### Material
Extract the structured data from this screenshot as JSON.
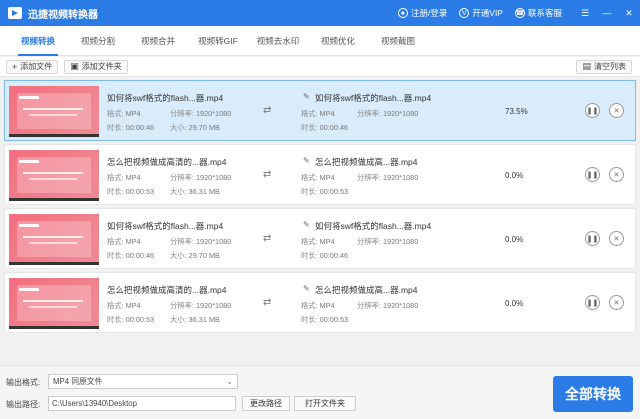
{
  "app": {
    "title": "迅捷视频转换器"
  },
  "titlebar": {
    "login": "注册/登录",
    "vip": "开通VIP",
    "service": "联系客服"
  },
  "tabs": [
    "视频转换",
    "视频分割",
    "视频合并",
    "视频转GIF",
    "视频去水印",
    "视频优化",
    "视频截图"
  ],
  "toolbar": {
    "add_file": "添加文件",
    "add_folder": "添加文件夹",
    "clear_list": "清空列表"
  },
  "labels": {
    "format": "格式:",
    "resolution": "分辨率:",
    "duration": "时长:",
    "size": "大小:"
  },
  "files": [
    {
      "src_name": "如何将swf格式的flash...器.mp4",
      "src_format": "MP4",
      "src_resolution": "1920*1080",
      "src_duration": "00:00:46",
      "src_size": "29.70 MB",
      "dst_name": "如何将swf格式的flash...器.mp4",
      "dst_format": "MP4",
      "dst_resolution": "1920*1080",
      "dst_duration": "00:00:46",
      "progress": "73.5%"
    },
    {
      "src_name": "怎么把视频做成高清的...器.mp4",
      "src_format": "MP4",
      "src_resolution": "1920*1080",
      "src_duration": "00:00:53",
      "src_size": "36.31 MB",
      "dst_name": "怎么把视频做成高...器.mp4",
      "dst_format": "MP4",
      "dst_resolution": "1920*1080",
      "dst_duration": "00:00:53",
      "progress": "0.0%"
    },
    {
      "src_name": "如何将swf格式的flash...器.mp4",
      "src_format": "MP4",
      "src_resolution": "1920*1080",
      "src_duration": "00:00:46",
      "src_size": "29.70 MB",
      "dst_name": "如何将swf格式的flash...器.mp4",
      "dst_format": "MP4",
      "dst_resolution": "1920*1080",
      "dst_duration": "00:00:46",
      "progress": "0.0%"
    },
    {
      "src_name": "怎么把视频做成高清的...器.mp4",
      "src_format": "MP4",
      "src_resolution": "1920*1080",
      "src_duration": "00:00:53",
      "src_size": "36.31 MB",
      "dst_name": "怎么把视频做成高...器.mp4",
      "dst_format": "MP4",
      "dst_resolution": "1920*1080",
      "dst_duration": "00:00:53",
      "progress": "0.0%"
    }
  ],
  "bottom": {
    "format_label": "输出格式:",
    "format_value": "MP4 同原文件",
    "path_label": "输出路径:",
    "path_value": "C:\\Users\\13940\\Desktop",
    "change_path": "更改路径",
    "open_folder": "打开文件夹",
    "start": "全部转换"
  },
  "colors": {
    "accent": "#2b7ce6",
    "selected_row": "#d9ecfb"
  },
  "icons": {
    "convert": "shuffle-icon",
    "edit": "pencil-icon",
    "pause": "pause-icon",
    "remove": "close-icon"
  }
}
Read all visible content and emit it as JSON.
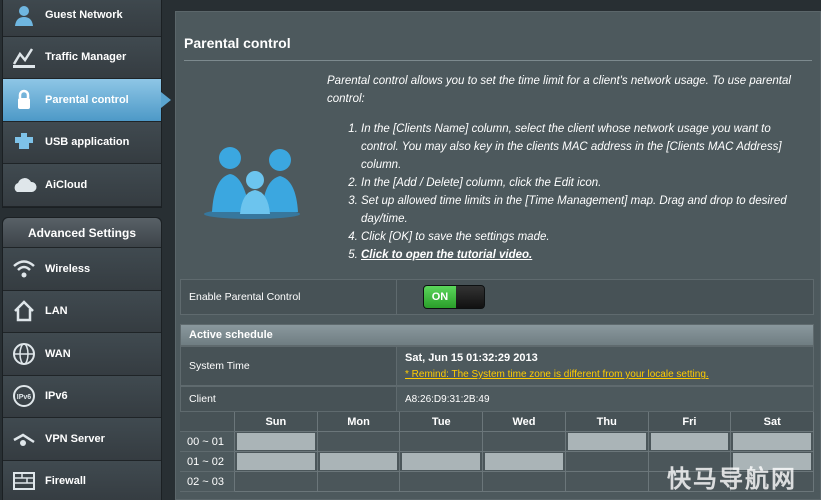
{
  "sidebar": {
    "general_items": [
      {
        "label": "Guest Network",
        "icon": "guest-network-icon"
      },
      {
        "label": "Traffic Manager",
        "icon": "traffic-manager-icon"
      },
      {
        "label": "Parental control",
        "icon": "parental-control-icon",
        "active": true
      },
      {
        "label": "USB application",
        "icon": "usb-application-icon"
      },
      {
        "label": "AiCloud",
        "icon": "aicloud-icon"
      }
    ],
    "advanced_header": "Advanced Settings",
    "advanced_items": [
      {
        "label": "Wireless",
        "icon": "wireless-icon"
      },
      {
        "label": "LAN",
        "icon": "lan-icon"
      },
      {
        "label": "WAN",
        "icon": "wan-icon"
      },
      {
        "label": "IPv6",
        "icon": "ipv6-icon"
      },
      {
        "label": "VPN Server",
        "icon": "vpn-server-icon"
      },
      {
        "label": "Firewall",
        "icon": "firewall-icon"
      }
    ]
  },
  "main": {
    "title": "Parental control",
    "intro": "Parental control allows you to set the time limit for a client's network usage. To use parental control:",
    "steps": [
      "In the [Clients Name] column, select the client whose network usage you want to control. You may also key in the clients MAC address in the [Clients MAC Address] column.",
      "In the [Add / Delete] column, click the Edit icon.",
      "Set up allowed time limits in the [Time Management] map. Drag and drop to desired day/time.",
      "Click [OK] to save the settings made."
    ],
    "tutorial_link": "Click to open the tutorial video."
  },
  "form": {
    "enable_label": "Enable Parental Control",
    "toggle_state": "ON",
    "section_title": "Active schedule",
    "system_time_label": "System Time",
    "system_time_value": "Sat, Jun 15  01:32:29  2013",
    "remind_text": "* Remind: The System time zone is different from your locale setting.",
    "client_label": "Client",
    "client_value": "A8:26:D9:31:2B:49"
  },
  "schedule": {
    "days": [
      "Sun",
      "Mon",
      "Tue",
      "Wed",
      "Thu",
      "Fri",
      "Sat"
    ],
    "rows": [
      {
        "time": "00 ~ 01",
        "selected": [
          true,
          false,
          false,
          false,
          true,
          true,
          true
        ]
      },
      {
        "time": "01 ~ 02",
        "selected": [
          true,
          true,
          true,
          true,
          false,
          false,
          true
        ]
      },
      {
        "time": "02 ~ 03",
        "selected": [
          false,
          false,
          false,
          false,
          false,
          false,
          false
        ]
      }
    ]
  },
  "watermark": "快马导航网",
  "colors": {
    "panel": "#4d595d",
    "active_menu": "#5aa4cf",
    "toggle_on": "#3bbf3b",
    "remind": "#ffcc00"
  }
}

### Task description
Leaving the pictures aside, transcribe the entire listing exactly.

### The result
Extract the structured data from this screenshot as JSON.
{
  "app": {
    "title": "迅捷视频转换器"
  },
  "titlebar": {
    "login": "注册/登录",
    "vip": "开通VIP",
    "service": "联系客服"
  },
  "tabs": [
    "视频转换",
    "视频分割",
    "视频合并",
    "视频转GIF",
    "视频去水印",
    "视频优化",
    "视频截图"
  ],
  "toolbar": {
    "add_file": "添加文件",
    "add_folder": "添加文件夹",
    "clear_list": "清空列表"
  },
  "labels": {
    "format": "格式:",
    "resolution": "分辨率:",
    "duration": "时长:",
    "size": "大小:"
  },
  "files": [
    {
      "src_name": "如何将swf格式的flash...器.mp4",
      "src_format": "MP4",
      "src_resolution": "1920*1080",
      "src_duration": "00:00:46",
      "src_size": "29.70 MB",
      "dst_name": "如何将swf格式的flash...器.mp4",
      "dst_format": "MP4",
      "dst_resolution": "1920*1080",
      "dst_duration": "00:00:46",
      "progress": "73.5%"
    },
    {
      "src_name": "怎么把视频做成高清的...器.mp4",
      "src_format": "MP4",
      "src_resolution": "1920*1080",
      "src_duration": "00:00:53",
      "src_size": "36.31 MB",
      "dst_name": "怎么把视频做成高...器.mp4",
      "dst_format": "MP4",
      "dst_resolution": "1920*1080",
      "dst_duration": "00:00:53",
      "progress": "0.0%"
    },
    {
      "src_name": "如何将swf格式的flash...器.mp4",
      "src_format": "MP4",
      "src_resolution": "1920*1080",
      "src_duration": "00:00:46",
      "src_size": "29.70 MB",
      "dst_name": "如何将swf格式的flash...器.mp4",
      "dst_format": "MP4",
      "dst_resolution": "1920*1080",
      "dst_duration": "00:00:46",
      "progress": "0.0%"
    },
    {
      "src_name": "怎么把视频做成高清的...器.mp4",
      "src_format": "MP4",
      "src_resolution": "1920*1080",
      "src_duration": "00:00:53",
      "src_size": "36.31 MB",
      "dst_name": "怎么把视频做成高...器.mp4",
      "dst_format": "MP4",
      "dst_resolution": "1920*1080",
      "dst_duration": "00:00:53",
      "progress": "0.0%"
    }
  ],
  "bottom": {
    "format_label": "输出格式:",
    "format_value": "MP4 同原文件",
    "path_label": "输出路径:",
    "path_value": "C:\\Users\\13940\\Desktop",
    "change_path": "更改路径",
    "open_folder": "打开文件夹",
    "start": "全部转换"
  },
  "colors": {
    "accent": "#2b7ce6",
    "selected_row": "#d9ecfb"
  },
  "icons": {
    "convert": "shuffle-icon",
    "edit": "pencil-icon",
    "pause": "pause-icon",
    "remove": "close-icon"
  }
}
Read all visible content and emit it as JSON.
{
  "sidebar": {
    "general_items": [
      {
        "label": "Guest Network",
        "icon": "guest-network-icon"
      },
      {
        "label": "Traffic Manager",
        "icon": "traffic-manager-icon"
      },
      {
        "label": "Parental control",
        "icon": "parental-control-icon",
        "active": true
      },
      {
        "label": "USB application",
        "icon": "usb-application-icon"
      },
      {
        "label": "AiCloud",
        "icon": "aicloud-icon"
      }
    ],
    "advanced_header": "Advanced Settings",
    "advanced_items": [
      {
        "label": "Wireless",
        "icon": "wireless-icon"
      },
      {
        "label": "LAN",
        "icon": "lan-icon"
      },
      {
        "label": "WAN",
        "icon": "wan-icon"
      },
      {
        "label": "IPv6",
        "icon": "ipv6-icon"
      },
      {
        "label": "VPN Server",
        "icon": "vpn-server-icon"
      },
      {
        "label": "Firewall",
        "icon": "firewall-icon"
      }
    ]
  },
  "main": {
    "title": "Parental control",
    "intro": "Parental control allows you to set the time limit for a client's network usage. To use parental control:",
    "steps": [
      "In the [Clients Name] column, select the client whose network usage you want to control. You may also key in the clients MAC address in the [Clients MAC Address] column.",
      "In the [Add / Delete] column, click the Edit icon.",
      "Set up allowed time limits in the [Time Management] map. Drag and drop to desired day/time.",
      "Click [OK] to save the settings made."
    ],
    "tutorial_link": "Click to open the tutorial video."
  },
  "form": {
    "enable_label": "Enable Parental Control",
    "toggle_state": "ON",
    "section_title": "Active schedule",
    "system_time_label": "System Time",
    "system_time_value": "Sat, Jun 15  01:32:29  2013",
    "remind_text": "* Remind: The System time zone is different from your locale setting.",
    "client_label": "Client",
    "client_value": "A8:26:D9:31:2B:49"
  },
  "schedule": {
    "days": [
      "Sun",
      "Mon",
      "Tue",
      "Wed",
      "Thu",
      "Fri",
      "Sat"
    ],
    "rows": [
      {
        "time": "00 ~ 01",
        "selected": [
          true,
          false,
          false,
          false,
          true,
          true,
          true
        ]
      },
      {
        "time": "01 ~ 02",
        "selected": [
          true,
          true,
          true,
          true,
          false,
          false,
          true
        ]
      },
      {
        "time": "02 ~ 03",
        "selected": [
          false,
          false,
          false,
          false,
          false,
          false,
          false
        ]
      }
    ]
  },
  "watermark": "快马导航网",
  "colors": {
    "panel": "#4d595d",
    "active_menu": "#5aa4cf",
    "toggle_on": "#3bbf3b",
    "remind": "#ffcc00"
  }
}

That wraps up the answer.